Task prompt: In the entries that follow, how many lines hold the string "полиции"? Give only that number.

>> Start The data

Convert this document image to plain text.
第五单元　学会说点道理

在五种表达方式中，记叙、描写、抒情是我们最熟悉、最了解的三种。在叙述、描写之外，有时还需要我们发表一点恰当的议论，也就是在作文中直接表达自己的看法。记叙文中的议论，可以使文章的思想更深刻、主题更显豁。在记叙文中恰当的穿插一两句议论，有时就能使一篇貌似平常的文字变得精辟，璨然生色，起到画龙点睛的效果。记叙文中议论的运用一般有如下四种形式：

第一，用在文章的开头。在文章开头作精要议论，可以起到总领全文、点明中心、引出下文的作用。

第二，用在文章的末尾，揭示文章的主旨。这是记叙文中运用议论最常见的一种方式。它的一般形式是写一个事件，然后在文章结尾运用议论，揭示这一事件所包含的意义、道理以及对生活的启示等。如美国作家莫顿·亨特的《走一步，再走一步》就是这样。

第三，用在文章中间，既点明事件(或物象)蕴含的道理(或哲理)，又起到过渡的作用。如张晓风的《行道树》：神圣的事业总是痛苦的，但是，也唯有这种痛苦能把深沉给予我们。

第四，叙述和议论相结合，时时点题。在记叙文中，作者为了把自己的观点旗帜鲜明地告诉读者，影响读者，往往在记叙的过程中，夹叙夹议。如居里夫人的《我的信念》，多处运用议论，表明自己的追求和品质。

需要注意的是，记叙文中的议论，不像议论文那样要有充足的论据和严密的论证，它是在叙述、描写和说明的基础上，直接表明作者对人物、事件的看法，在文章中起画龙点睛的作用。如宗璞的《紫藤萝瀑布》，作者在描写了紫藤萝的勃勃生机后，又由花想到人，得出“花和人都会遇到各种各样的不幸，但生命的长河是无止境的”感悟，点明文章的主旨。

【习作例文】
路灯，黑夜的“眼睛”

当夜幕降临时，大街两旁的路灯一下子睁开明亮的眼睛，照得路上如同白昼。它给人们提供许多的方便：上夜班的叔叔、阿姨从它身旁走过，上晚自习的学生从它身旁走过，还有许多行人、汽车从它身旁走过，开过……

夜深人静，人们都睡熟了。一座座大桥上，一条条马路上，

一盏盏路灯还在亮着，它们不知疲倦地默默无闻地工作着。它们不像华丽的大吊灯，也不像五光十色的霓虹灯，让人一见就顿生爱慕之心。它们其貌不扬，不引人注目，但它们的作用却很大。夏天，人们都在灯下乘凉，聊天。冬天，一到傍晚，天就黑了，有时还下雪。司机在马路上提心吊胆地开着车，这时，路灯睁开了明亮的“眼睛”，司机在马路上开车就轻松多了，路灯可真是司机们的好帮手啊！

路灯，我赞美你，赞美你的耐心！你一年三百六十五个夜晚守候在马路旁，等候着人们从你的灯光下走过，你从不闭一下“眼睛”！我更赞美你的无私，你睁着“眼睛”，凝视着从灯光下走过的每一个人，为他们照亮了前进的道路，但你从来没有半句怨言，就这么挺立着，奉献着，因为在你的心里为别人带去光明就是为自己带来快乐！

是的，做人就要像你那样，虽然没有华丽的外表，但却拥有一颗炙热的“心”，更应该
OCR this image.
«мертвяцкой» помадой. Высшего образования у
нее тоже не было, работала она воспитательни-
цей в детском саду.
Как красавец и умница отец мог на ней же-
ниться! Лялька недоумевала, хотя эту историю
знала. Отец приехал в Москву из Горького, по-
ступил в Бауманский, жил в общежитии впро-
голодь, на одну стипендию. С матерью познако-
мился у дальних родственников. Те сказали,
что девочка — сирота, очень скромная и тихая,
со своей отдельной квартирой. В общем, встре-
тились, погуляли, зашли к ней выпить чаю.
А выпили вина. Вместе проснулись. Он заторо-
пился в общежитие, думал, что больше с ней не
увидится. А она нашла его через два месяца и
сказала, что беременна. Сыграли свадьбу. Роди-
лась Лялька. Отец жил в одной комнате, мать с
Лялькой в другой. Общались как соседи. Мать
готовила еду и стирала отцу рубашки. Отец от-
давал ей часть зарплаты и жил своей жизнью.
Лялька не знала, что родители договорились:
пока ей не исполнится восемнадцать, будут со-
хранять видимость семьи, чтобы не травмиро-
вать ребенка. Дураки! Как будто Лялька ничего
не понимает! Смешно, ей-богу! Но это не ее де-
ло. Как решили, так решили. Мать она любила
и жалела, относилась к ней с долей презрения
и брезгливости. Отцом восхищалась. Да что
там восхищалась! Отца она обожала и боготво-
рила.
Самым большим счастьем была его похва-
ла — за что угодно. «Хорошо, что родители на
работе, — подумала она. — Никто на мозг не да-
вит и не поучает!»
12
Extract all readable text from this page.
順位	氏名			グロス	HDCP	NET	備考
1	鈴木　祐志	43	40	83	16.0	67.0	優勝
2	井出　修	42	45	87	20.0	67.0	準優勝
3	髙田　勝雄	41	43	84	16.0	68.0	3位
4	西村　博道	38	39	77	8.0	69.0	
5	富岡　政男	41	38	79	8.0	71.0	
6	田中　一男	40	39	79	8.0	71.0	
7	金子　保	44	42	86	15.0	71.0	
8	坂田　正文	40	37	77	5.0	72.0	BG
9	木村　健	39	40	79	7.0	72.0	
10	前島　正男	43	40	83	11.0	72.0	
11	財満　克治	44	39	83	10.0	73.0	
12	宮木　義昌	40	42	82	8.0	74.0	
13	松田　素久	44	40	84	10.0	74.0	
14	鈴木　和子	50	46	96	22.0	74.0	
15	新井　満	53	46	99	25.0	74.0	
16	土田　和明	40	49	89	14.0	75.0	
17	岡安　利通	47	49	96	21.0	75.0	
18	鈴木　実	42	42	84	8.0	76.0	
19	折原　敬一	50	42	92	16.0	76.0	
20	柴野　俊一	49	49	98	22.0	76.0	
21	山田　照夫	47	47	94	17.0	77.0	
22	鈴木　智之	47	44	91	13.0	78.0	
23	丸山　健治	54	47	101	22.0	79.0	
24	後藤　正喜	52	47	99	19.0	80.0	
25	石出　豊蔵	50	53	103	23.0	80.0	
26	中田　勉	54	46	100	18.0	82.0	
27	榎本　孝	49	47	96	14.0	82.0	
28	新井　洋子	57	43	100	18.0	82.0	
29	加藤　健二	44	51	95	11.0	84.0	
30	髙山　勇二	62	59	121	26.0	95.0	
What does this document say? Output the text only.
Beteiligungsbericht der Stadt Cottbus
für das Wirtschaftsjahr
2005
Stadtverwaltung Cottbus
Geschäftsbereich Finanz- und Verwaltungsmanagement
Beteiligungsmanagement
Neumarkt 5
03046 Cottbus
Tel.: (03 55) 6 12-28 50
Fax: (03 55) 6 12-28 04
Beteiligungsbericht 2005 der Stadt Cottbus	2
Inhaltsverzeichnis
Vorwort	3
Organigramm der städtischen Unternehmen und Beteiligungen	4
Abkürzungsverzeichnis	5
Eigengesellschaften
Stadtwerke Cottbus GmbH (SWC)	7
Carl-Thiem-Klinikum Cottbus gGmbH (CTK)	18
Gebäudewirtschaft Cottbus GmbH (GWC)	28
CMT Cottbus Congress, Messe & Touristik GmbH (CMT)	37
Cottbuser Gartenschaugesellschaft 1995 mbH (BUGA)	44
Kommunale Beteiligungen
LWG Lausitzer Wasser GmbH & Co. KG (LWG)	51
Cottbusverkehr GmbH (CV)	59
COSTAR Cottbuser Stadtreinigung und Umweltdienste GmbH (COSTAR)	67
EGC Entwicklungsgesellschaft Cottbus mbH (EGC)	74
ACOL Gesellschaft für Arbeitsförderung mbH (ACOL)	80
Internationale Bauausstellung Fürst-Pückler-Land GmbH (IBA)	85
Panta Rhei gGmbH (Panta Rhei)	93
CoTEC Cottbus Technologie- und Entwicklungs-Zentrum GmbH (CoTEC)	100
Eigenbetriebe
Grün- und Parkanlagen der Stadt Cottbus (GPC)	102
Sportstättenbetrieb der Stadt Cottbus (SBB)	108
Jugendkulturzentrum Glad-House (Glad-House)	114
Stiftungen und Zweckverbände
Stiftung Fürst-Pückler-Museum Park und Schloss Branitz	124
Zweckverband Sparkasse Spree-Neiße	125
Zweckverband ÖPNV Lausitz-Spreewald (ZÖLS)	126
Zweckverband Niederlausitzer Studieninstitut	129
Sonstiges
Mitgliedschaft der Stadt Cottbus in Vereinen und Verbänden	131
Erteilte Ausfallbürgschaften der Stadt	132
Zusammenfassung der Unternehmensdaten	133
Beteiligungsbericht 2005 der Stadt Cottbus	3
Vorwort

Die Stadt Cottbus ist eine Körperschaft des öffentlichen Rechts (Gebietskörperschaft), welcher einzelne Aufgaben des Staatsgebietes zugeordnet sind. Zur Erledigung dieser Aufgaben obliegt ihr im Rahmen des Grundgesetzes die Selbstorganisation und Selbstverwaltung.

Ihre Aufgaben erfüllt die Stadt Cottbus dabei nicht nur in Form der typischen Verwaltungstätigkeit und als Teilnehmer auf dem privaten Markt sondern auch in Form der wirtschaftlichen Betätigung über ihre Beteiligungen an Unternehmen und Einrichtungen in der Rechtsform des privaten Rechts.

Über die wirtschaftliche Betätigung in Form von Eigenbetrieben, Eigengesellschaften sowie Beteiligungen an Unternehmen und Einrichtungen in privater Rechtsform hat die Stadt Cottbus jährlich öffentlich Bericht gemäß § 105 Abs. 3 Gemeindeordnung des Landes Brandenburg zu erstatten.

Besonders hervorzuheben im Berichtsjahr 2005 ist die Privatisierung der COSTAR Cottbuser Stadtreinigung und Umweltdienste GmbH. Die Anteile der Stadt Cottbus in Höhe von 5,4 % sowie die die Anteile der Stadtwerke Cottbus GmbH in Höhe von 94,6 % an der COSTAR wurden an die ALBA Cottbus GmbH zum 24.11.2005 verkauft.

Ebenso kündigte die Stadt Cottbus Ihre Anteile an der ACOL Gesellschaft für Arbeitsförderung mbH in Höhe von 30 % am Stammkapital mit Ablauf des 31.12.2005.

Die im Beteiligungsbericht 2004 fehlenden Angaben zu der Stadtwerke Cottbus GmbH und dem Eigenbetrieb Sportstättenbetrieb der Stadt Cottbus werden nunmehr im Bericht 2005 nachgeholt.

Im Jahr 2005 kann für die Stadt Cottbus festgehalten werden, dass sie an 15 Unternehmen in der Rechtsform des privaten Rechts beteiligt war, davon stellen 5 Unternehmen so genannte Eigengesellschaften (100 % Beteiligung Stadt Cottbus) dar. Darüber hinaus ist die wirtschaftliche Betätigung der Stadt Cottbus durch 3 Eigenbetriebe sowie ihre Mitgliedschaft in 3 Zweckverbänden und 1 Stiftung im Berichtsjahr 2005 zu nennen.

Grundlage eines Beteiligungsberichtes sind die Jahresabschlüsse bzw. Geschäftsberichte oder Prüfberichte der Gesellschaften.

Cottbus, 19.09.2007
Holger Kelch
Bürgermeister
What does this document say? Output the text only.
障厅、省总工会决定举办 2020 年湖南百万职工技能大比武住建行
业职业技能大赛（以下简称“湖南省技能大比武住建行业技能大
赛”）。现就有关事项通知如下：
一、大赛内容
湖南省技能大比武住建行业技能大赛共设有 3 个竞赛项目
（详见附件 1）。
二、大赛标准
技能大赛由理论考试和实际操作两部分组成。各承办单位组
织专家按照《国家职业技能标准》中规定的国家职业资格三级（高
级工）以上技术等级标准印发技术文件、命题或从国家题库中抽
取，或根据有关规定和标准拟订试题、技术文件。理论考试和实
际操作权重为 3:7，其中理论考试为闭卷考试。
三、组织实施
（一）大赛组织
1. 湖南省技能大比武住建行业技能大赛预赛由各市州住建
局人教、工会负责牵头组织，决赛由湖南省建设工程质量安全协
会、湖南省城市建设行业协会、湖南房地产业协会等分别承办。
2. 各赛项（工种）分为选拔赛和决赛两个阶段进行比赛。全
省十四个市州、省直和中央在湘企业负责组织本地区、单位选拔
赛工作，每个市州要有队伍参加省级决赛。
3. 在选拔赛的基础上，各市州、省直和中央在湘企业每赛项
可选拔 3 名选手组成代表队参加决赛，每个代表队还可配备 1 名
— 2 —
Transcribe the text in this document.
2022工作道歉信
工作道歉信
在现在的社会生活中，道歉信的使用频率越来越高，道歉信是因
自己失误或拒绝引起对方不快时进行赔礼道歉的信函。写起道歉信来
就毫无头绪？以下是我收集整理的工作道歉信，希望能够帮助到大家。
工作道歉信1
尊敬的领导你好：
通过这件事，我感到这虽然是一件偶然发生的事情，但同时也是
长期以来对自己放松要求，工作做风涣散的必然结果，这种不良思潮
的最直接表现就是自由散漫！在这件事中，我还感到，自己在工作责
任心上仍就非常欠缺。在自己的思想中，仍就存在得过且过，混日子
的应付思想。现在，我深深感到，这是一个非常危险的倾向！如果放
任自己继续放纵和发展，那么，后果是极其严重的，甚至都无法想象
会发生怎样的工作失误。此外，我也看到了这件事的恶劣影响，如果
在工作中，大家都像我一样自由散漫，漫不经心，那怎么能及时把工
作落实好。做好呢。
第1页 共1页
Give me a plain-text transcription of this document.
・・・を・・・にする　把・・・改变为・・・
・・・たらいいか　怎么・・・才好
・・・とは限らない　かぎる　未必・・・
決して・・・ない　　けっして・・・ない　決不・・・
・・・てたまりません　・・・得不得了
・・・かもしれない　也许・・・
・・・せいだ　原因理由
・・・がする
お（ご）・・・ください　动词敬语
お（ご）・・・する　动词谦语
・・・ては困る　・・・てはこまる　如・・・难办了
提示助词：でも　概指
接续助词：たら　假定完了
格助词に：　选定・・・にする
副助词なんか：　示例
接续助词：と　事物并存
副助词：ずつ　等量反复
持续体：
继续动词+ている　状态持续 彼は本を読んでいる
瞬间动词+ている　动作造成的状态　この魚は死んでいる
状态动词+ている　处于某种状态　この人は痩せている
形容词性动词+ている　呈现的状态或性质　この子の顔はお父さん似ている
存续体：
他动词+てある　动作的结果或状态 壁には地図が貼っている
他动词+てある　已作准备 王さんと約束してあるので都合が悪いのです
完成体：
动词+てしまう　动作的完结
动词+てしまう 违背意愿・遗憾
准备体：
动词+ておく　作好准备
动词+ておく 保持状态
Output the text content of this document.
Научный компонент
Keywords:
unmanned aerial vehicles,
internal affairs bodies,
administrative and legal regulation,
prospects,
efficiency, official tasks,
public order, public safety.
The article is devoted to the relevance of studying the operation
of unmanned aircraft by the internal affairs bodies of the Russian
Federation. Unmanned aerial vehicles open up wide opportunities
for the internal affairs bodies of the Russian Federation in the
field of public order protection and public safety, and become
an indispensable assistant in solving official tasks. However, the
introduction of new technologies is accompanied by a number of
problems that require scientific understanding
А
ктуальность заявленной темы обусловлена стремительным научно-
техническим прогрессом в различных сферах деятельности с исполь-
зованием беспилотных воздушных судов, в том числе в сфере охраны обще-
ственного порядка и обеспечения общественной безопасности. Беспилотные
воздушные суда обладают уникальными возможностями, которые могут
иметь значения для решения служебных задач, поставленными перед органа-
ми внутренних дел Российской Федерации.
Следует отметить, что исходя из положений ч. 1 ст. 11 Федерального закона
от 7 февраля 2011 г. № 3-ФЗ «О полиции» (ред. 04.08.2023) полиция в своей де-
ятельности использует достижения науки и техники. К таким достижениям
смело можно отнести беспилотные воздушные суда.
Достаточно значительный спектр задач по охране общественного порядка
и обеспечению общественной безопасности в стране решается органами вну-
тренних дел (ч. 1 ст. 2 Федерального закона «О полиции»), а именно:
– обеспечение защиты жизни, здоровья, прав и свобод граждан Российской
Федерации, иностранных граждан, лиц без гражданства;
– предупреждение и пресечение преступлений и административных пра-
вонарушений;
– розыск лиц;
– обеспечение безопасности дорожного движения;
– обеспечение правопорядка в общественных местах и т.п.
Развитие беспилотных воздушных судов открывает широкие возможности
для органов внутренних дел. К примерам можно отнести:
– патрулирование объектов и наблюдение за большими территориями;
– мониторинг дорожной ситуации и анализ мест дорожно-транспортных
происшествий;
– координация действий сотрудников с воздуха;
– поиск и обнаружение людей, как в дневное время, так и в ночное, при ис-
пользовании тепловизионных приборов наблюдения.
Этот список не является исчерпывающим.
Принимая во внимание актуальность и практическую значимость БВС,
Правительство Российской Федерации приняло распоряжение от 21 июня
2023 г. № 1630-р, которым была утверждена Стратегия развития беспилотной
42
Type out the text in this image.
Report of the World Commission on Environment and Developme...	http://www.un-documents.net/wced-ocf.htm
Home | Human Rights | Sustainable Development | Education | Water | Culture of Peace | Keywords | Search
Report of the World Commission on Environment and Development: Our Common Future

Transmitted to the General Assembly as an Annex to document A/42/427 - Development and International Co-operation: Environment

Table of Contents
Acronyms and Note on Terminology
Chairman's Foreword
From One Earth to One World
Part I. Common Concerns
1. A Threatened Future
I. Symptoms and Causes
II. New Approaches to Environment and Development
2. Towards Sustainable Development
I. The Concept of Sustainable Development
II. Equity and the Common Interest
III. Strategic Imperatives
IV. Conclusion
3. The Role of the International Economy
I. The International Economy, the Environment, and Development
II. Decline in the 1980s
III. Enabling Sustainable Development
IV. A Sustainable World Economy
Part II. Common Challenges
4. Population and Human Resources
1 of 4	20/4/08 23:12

>> End The data

Response to this task: 2